● CHALLENGE: Return every record below exactly as written, omitting any pictures.

[Dataset records]
## Start
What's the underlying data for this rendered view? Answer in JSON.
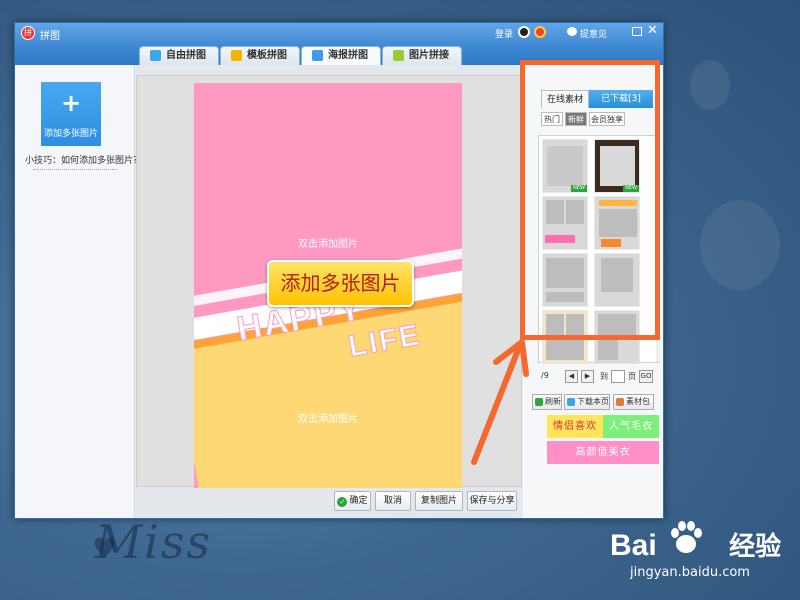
{
  "window": {
    "app_title": "拼图",
    "login": "登录",
    "feedback": "提意见",
    "close_glyph": "✕"
  },
  "tabs": [
    {
      "label": "自由拼图",
      "active": false,
      "color": "#3aa8e8"
    },
    {
      "label": "模板拼图",
      "active": false,
      "color": "#f5b400"
    },
    {
      "label": "海报拼图",
      "active": true,
      "color": "#3d9be9"
    },
    {
      "label": "图片拼接",
      "active": false,
      "color": "#9ccc33"
    }
  ],
  "left": {
    "add_plus": "+",
    "add_label": "添加多张图片",
    "tip": "小技巧：如何添加多张图片？"
  },
  "poster": {
    "hint_top": "双击添加图片",
    "hint_bottom": "双击添加图片",
    "big_button": "添加多张图片",
    "happy": "HAPPY",
    "life": "LIFE"
  },
  "bottom_buttons": {
    "confirm": "确定",
    "cancel": "取消",
    "copy": "复制图片",
    "save_share": "保存与分享"
  },
  "right": {
    "tab_online": "在线素材",
    "tab_downloaded": "已下载[3]",
    "subtab_hot": "热门",
    "subtab_new": "新鲜",
    "subtab_vip": "会员独享",
    "new_badge": "NEW",
    "page_prefix": "/9",
    "page_prev": "◀",
    "page_next": "▶",
    "page_to": "到",
    "page_suffix": "页",
    "go": "GO",
    "refresh": "刷新",
    "download_page": "下载本页",
    "material_pack": "素材包",
    "promo_1": "情侣喜欢",
    "promo_2": "人气毛衣",
    "promo_3": "高颜值美衣"
  },
  "background": {
    "text": "Miss"
  },
  "watermark": {
    "logo": "Bai",
    "logo_tail": "百",
    "cn": "经验",
    "url": "jingyan.baidu.com"
  },
  "colors": {
    "accent_blue": "#2e8fe2",
    "highlight_orange": "#f5682e",
    "poster_pink": "#ff99c2",
    "poster_yellow": "#ffd876"
  }
}
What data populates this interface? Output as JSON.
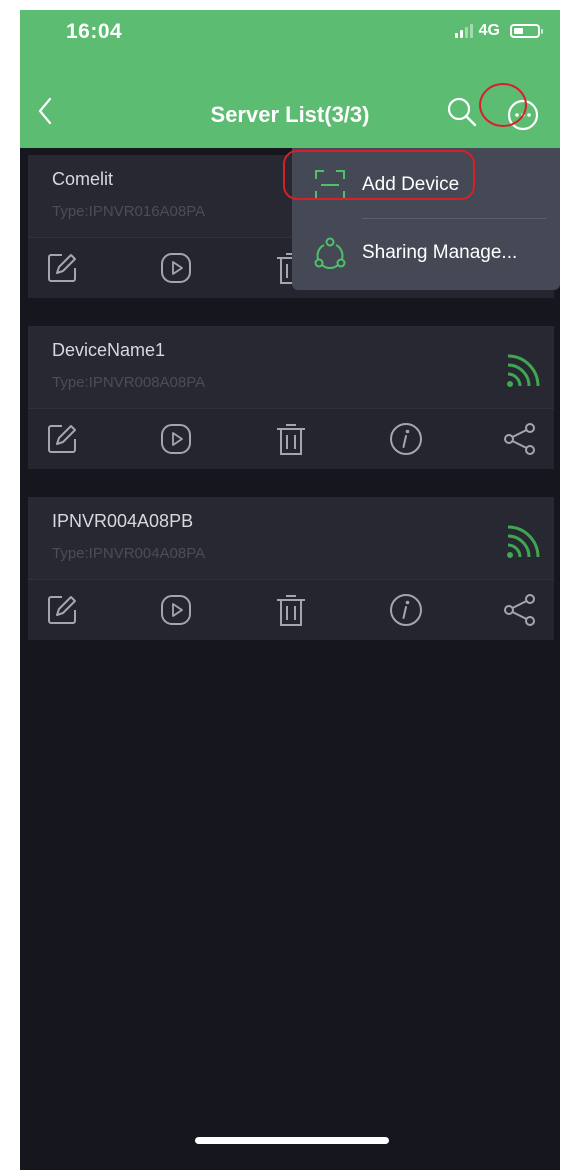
{
  "status": {
    "time": "16:04",
    "network": "4G"
  },
  "header": {
    "title": "Server List(3/3)"
  },
  "menu": {
    "items": [
      {
        "label": "Add Device",
        "icon": "scan-icon"
      },
      {
        "label": "Sharing Manage...",
        "icon": "share-group-icon"
      }
    ]
  },
  "devices": [
    {
      "name": "Comelit",
      "type": "Type:IPNVR016A08PA",
      "online": false
    },
    {
      "name": "DeviceName1",
      "type": "Type:IPNVR008A08PA",
      "online": true
    },
    {
      "name": "IPNVR004A08PB",
      "type": "Type:IPNVR004A08PA",
      "online": true
    }
  ],
  "colors": {
    "accent": "#5cbc72",
    "background": "#16171e",
    "card": "#24252e",
    "menu": "#454855",
    "highlight": "#d7212a"
  }
}
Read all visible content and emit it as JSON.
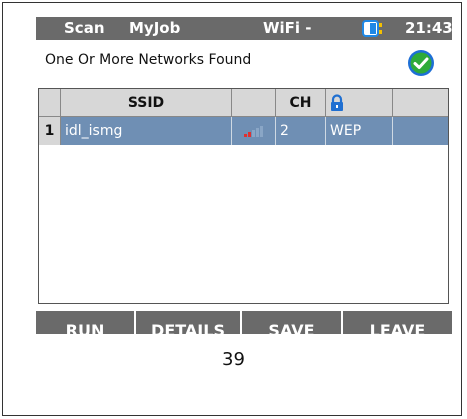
{
  "statusbar": {
    "mode": "Scan",
    "job": "MyJob",
    "connection": "WiFi -",
    "time": "21:43",
    "battery_icon": "battery-icon"
  },
  "banner": {
    "message": "One Or More Networks Found",
    "status_icon": "check-circle-icon",
    "status_color": "#2eaa3a"
  },
  "table": {
    "headers": [
      "SSID",
      "",
      "CH",
      "lock-icon",
      ""
    ],
    "rows": [
      {
        "index": "1",
        "ssid": "idl_ismg",
        "signal_icon": "signal-strength-icon",
        "channel": "2",
        "security": "WEP",
        "extra": ""
      }
    ],
    "selected_row_color": "#6f8fb4"
  },
  "buttons": {
    "run": "RUN",
    "details": "DETAILS",
    "save": "SAVE",
    "leave": "LEAVE"
  },
  "page": {
    "number": "39"
  },
  "colors": {
    "bar_gray": "#6a6a6a",
    "header_gray": "#d7d7d7",
    "lock_blue": "#1f6fd1"
  }
}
## End
● EXERCISE RESPONSE:
What's the underlying data for this rendered view? Answer in JSON.
{
  "window": {
    "app_title": "拼图",
    "login": "登录",
    "feedback": "提意见",
    "close_glyph": "✕"
  },
  "tabs": [
    {
      "label": "自由拼图",
      "active": false,
      "color": "#3aa8e8"
    },
    {
      "label": "模板拼图",
      "active": false,
      "color": "#f5b400"
    },
    {
      "label": "海报拼图",
      "active": true,
      "color": "#3d9be9"
    },
    {
      "label": "图片拼接",
      "active": false,
      "color": "#9ccc33"
    }
  ],
  "left": {
    "add_plus": "+",
    "add_label": "添加多张图片",
    "tip": "小技巧：如何添加多张图片？"
  },
  "poster": {
    "hint_top": "双击添加图片",
    "hint_bottom": "双击添加图片",
    "big_button": "添加多张图片",
    "happy": "HAPPY",
    "life": "LIFE"
  },
  "bottom_buttons": {
    "confirm": "确定",
    "cancel": "取消",
    "copy": "复制图片",
    "save_share": "保存与分享"
  },
  "right": {
    "tab_online": "在线素材",
    "tab_downloaded": "已下载[3]",
    "subtab_hot": "热门",
    "subtab_new": "新鲜",
    "subtab_vip": "会员独享",
    "new_badge": "NEW",
    "page_prefix": "/9",
    "page_prev": "◀",
    "page_next": "▶",
    "page_to": "到",
    "page_suffix": "页",
    "go": "GO",
    "refresh": "刷新",
    "download_page": "下载本页",
    "material_pack": "素材包",
    "promo_1": "情侣喜欢",
    "promo_2": "人气毛衣",
    "promo_3": "高颜值美衣"
  },
  "background": {
    "text": "Miss"
  },
  "watermark": {
    "logo": "Bai",
    "logo_tail": "百",
    "cn": "经验",
    "url": "jingyan.baidu.com"
  },
  "colors": {
    "accent_blue": "#2e8fe2",
    "highlight_orange": "#f5682e",
    "poster_pink": "#ff99c2",
    "poster_yellow": "#ffd876"
  }
}
What data populates this interface? Output as JSON.
{
  "status": {
    "time": "16:04",
    "network": "4G"
  },
  "header": {
    "title": "Server List(3/3)"
  },
  "menu": {
    "items": [
      {
        "label": "Add Device",
        "icon": "scan-icon"
      },
      {
        "label": "Sharing Manage...",
        "icon": "share-group-icon"
      }
    ]
  },
  "devices": [
    {
      "name": "Comelit",
      "type": "Type:IPNVR016A08PA",
      "online": false
    },
    {
      "name": "DeviceName1",
      "type": "Type:IPNVR008A08PA",
      "online": true
    },
    {
      "name": "IPNVR004A08PB",
      "type": "Type:IPNVR004A08PA",
      "online": true
    }
  ],
  "colors": {
    "accent": "#5cbc72",
    "background": "#16171e",
    "card": "#24252e",
    "menu": "#454855",
    "highlight": "#d7212a"
  }
}
Read all visible content and emit it as JSON.
{
  "statusbar": {
    "mode": "Scan",
    "job": "MyJob",
    "connection": "WiFi -",
    "time": "21:43",
    "battery_icon": "battery-icon"
  },
  "banner": {
    "message": "One Or More Networks Found",
    "status_icon": "check-circle-icon",
    "status_color": "#2eaa3a"
  },
  "table": {
    "headers": [
      "SSID",
      "",
      "CH",
      "lock-icon",
      ""
    ],
    "rows": [
      {
        "index": "1",
        "ssid": "idl_ismg",
        "signal_icon": "signal-strength-icon",
        "channel": "2",
        "security": "WEP",
        "extra": ""
      }
    ],
    "selected_row_color": "#6f8fb4"
  },
  "buttons": {
    "run": "RUN",
    "details": "DETAILS",
    "save": "SAVE",
    "leave": "LEAVE"
  },
  "page": {
    "number": "39"
  },
  "colors": {
    "bar_gray": "#6a6a6a",
    "header_gray": "#d7d7d7",
    "lock_blue": "#1f6fd1"
  }
}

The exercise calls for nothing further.